## Data entries
= = =

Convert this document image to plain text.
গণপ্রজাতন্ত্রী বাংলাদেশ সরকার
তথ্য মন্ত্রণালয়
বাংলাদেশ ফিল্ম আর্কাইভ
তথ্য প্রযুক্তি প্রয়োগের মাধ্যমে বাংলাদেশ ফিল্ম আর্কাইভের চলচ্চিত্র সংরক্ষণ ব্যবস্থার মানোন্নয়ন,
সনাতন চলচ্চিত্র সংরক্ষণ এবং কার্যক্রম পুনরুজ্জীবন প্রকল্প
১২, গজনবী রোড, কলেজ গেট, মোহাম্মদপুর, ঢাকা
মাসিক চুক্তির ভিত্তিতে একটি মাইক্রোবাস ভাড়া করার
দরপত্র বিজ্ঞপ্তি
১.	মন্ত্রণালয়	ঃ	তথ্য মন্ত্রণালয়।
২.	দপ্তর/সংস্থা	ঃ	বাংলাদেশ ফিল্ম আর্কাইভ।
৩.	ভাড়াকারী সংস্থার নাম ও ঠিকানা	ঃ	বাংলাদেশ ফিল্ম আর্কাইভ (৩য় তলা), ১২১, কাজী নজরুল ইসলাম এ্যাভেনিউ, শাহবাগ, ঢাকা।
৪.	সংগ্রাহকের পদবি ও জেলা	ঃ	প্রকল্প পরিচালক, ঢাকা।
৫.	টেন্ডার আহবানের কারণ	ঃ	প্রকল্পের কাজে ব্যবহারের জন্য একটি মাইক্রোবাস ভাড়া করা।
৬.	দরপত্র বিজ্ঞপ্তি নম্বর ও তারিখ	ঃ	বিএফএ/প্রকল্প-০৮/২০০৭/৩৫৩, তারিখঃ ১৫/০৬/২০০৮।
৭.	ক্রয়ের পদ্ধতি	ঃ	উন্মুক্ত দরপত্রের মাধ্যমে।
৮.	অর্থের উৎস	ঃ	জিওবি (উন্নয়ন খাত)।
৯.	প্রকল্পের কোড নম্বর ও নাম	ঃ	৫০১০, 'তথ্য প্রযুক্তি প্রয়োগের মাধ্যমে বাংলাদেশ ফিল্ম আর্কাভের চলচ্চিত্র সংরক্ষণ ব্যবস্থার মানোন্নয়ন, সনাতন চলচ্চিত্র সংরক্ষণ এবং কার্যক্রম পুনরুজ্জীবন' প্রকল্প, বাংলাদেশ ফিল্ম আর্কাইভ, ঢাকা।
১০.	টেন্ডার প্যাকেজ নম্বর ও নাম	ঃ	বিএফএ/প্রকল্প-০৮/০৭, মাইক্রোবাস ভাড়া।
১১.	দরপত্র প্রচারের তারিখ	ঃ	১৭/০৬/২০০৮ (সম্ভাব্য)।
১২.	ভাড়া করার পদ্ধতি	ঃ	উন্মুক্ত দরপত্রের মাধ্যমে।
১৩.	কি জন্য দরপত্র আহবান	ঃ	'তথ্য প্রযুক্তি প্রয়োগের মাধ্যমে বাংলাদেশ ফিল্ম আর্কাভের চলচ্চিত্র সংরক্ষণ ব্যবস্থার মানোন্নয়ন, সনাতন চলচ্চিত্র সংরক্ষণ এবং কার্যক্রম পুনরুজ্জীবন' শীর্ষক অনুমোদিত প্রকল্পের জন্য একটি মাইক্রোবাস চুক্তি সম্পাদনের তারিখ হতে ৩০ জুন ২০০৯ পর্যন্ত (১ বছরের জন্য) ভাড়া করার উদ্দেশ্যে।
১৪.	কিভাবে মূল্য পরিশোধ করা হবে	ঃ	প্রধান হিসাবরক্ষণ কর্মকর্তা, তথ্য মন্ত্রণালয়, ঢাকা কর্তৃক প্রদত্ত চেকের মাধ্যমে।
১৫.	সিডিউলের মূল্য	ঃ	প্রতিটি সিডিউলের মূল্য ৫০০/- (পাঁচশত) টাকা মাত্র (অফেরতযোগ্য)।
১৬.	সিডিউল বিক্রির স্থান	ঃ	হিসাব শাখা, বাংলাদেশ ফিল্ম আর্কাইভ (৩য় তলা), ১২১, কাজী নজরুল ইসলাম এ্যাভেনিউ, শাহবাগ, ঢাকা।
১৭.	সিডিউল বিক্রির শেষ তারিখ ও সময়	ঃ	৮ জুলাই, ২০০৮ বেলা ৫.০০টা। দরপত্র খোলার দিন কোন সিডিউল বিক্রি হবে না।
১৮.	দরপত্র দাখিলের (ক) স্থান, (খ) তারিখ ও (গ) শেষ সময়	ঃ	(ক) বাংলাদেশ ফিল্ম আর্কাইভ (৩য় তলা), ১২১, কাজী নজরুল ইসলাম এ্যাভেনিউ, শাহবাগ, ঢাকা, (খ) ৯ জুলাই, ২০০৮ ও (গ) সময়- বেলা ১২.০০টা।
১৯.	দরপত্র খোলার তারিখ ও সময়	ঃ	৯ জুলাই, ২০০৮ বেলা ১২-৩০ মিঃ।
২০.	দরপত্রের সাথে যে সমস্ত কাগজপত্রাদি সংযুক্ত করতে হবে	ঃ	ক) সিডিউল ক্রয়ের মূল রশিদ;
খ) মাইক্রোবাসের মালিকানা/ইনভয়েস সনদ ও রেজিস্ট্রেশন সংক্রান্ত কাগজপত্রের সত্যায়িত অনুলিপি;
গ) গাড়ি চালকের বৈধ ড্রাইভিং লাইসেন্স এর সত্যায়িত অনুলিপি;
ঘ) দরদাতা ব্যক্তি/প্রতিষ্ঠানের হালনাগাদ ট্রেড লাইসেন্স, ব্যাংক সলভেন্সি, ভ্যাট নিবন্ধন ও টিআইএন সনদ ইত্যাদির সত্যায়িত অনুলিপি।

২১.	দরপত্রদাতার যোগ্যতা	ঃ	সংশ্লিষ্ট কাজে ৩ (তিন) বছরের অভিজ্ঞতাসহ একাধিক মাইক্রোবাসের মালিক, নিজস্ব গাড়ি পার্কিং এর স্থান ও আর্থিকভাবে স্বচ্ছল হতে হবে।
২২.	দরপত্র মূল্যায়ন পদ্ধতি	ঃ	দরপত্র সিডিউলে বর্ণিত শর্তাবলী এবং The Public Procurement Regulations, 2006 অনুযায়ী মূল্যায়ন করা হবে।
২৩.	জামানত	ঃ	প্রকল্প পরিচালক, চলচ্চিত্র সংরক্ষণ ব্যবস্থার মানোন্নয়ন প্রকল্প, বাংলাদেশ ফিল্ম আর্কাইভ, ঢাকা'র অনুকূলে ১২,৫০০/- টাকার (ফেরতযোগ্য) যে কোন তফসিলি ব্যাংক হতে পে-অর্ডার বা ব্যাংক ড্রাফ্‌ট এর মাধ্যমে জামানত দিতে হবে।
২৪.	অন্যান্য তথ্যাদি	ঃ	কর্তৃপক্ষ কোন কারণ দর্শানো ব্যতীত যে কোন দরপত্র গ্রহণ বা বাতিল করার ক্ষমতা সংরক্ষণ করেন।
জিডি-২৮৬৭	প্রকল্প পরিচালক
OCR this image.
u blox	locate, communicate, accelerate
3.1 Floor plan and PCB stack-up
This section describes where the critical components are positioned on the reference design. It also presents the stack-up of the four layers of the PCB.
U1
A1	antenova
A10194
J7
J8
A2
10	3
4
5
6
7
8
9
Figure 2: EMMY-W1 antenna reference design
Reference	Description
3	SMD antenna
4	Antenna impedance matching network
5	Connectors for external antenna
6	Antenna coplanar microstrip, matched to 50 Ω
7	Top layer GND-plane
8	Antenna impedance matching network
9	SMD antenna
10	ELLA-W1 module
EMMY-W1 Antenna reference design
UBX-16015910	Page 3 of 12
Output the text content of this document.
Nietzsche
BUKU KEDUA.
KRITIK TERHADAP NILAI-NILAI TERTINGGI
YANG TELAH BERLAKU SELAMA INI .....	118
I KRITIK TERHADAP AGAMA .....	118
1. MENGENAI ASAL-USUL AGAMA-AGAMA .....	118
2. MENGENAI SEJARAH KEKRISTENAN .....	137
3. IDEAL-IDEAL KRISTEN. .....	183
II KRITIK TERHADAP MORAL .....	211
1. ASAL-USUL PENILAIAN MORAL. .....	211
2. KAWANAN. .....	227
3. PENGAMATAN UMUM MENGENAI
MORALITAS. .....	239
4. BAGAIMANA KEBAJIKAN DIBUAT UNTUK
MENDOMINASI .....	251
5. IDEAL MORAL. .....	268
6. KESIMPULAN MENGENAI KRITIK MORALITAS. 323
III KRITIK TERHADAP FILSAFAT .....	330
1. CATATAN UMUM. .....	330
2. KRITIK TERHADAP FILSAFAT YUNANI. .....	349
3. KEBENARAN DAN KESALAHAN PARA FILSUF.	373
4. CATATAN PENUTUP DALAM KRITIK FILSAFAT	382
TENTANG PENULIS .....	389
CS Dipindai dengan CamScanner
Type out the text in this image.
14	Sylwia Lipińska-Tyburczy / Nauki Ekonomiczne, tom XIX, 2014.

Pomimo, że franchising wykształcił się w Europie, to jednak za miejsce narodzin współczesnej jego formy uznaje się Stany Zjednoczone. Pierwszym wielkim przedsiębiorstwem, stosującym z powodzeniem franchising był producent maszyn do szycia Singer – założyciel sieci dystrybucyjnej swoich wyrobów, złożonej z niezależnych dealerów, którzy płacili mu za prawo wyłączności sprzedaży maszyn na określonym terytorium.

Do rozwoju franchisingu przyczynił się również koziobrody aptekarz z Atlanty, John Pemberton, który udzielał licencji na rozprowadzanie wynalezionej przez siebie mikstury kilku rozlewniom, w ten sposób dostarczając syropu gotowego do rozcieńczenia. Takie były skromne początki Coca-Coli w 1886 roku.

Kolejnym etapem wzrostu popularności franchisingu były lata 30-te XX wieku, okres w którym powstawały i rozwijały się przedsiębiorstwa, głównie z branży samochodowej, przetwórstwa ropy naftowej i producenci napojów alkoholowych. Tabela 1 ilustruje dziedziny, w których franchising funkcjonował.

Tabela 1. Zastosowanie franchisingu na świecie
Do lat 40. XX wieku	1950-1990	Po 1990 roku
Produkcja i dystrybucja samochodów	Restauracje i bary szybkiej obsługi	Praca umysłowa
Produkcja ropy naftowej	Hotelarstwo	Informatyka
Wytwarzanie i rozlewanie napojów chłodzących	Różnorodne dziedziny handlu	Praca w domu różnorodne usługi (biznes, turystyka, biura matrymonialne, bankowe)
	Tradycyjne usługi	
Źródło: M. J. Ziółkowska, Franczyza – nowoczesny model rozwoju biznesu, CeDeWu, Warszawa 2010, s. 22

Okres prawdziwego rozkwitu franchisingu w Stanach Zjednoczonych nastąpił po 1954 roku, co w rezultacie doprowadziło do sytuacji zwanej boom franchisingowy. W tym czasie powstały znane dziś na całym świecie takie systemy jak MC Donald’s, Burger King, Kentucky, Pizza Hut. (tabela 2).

= = =

## Instruction
Select the lines that carry the string "AGAMA" and copy them.

## Task answer
I KRITIK TERHADAP AGAMA .....	118
1. MENGENAI ASAL-USUL AGAMA-AGAMA .....	118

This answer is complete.